- [Task description] Tally the lines below that contain the word "JSON", and give only that number.

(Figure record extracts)
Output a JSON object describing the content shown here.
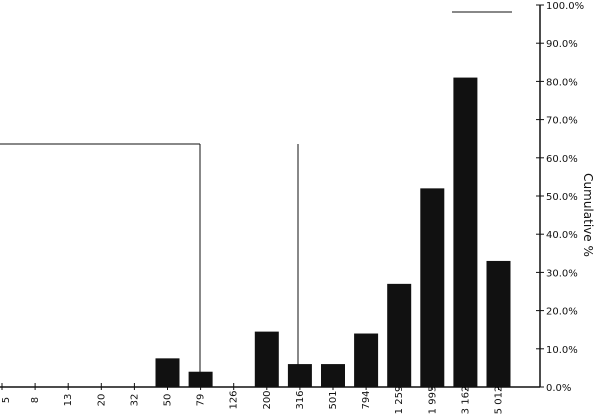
{
  "chart_data": {
    "type": "bar",
    "categories": [
      "5",
      "8",
      "13",
      "20",
      "32",
      "50",
      "79",
      "126",
      "200",
      "316",
      "501",
      "794",
      "1 259",
      "1 995",
      "3 162",
      "5 012"
    ],
    "series": [
      {
        "values": [
          0,
          0,
          0,
          0,
          0,
          7.5,
          4,
          0,
          14.5,
          6,
          6,
          14,
          27,
          52,
          81,
          33
        ]
      }
    ],
    "y_right": {
      "label": "Cumulative %",
      "range": [
        0,
        100
      ],
      "ticks": [
        "0.0%",
        "10.0%",
        "20.0%",
        "30.0%",
        "40.0%",
        "50.0%",
        "60.0%",
        "70.0%",
        "80.0%",
        "90.0%",
        "100.0%"
      ]
    },
    "ylim": [
      0,
      100
    ],
    "legend": "top-right",
    "colors": {
      "bar": "#111111",
      "line": "#111111"
    }
  }
}
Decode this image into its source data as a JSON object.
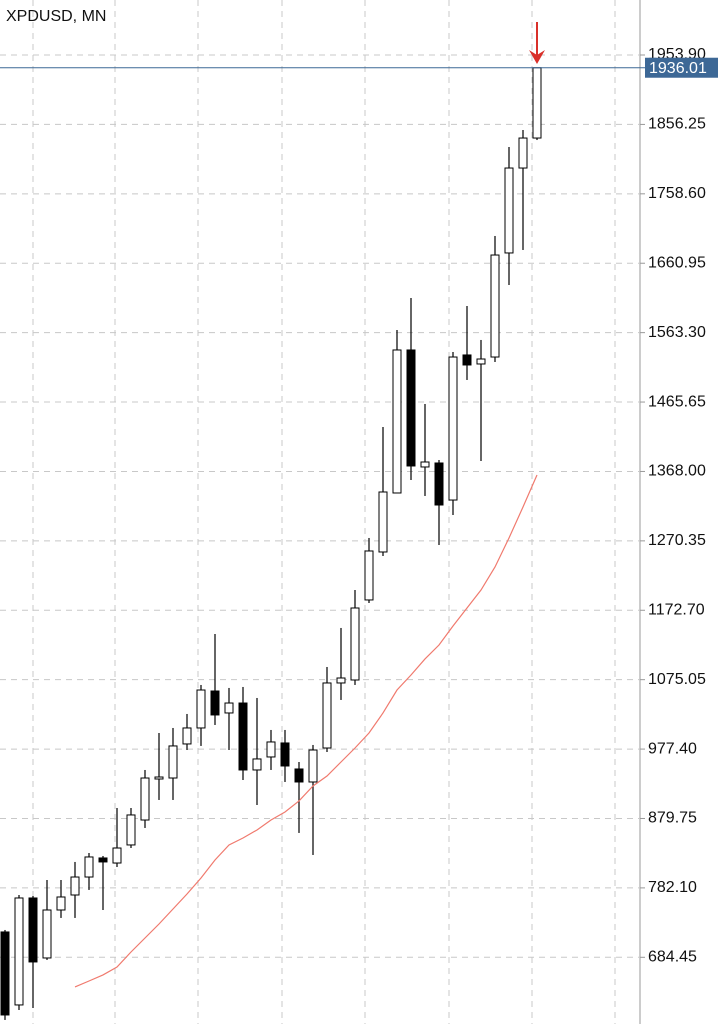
{
  "chart_data": {
    "type": "candlestick",
    "title": "XPDUSD, MN",
    "categories": [
      null,
      null,
      null,
      null,
      null,
      null,
      null,
      null,
      null,
      null,
      null,
      null,
      null,
      null,
      null,
      null,
      null,
      null,
      null,
      null,
      null,
      null,
      null,
      null,
      null,
      null,
      null,
      null,
      null,
      null,
      null,
      null,
      null,
      null,
      null,
      null,
      null,
      null,
      null
    ],
    "open": [
      720.1,
      617.4,
      767.9,
      683.5,
      751.0,
      772.1,
      797.4,
      824.2,
      817.1,
      842.5,
      877.6,
      935.3,
      936.7,
      984.6,
      1007.1,
      1059.1,
      1028.2,
      1042.2,
      948.0,
      966.3,
      986.0,
      949.4,
      931.1,
      978.9,
      1070.4,
      1074.6,
      1187.2,
      1254.7,
      1337.7,
      1538.9,
      1374.3,
      1379.9,
      1327.8,
      1531.9,
      1519.2,
      1529.0,
      1675.4,
      1794.9,
      1837.1
    ],
    "high": [
      722.9,
      772.1,
      770.7,
      793.2,
      793.2,
      818.6,
      831.2,
      827.0,
      894.5,
      894.5,
      948.0,
      1000.0,
      1007.1,
      1026.8,
      1067.6,
      1139.3,
      1063.4,
      1064.8,
      1049.3,
      1004.3,
      1004.3,
      959.2,
      983.2,
      1092.9,
      1147.8,
      1201.2,
      1274.4,
      1430.6,
      1567.0,
      1612.0,
      1462.9,
      1384.1,
      1536.1,
      1600.8,
      1553.0,
      1699.3,
      1824.5,
      1848.4,
      1936.01
    ],
    "low": [
      596.3,
      610.3,
      613.1,
      680.7,
      739.8,
      739.8,
      779.2,
      751.0,
      811.5,
      838.2,
      866.4,
      905.8,
      905.8,
      976.1,
      981.8,
      1011.3,
      976.1,
      933.9,
      898.7,
      948.0,
      931.1,
      859.4,
      828.4,
      973.3,
      1046.5,
      1067.6,
      1182.9,
      1249.1,
      1337.7,
      1356.0,
      1333.5,
      1264.5,
      1306.7,
      1496.7,
      1382.7,
      1522.0,
      1630.3,
      1679.6,
      1834.3
    ],
    "close": [
      603.3,
      767.9,
      677.9,
      751.0,
      769.3,
      797.4,
      825.6,
      818.6,
      838.2,
      884.7,
      936.7,
      938.1,
      981.8,
      1007.1,
      1060.5,
      1025.4,
      1042.2,
      948.0,
      963.5,
      987.4,
      953.6,
      931.1,
      976.1,
      1070.4,
      1077.4,
      1175.9,
      1256.1,
      1339.1,
      1538.9,
      1375.7,
      1381.3,
      1320.8,
      1529.0,
      1517.8,
      1526.2,
      1672.5,
      1794.9,
      1837.1,
      1936.01
    ],
    "ma": [
      null,
      null,
      null,
      null,
      null,
      642.7,
      651.1,
      659.6,
      670.8,
      691.9,
      711.6,
      731.3,
      752.4,
      773.5,
      796.0,
      821.4,
      842.5,
      852.3,
      863.6,
      877.6,
      888.9,
      904.4,
      925.5,
      939.5,
      959.2,
      978.9,
      1000.0,
      1028.2,
      1060.5,
      1081.6,
      1104.2,
      1123.8,
      1150.6,
      1175.9,
      1201.2,
      1233.6,
      1274.4,
      1318.0,
      1363.0
    ],
    "ma_color": "#f07a6e",
    "up_color": "#ffffff",
    "down_color": "#000000",
    "current_price": 1936.01,
    "current_price_color": "#3d6896",
    "ylim": [
      590.6,
      2031.3
    ],
    "yticks": [
      {
        "value": 1953.9,
        "label": "1953.90"
      },
      1856.25,
      {
        "value": 1758.6,
        "label": "1758.60"
      },
      1660.95,
      {
        "value": 1563.3,
        "label": "1563.30"
      },
      1465.65,
      {
        "value": 1368,
        "label": "1368.00"
      },
      1270.35,
      {
        "value": 1172.7,
        "label": "1172.70"
      },
      1075.05,
      {
        "value": 977.4,
        "label": "977.40"
      },
      879.75,
      {
        "value": 782.1,
        "label": "782.10"
      },
      684.45
    ],
    "grid": true
  }
}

- [Result of this exercise] 2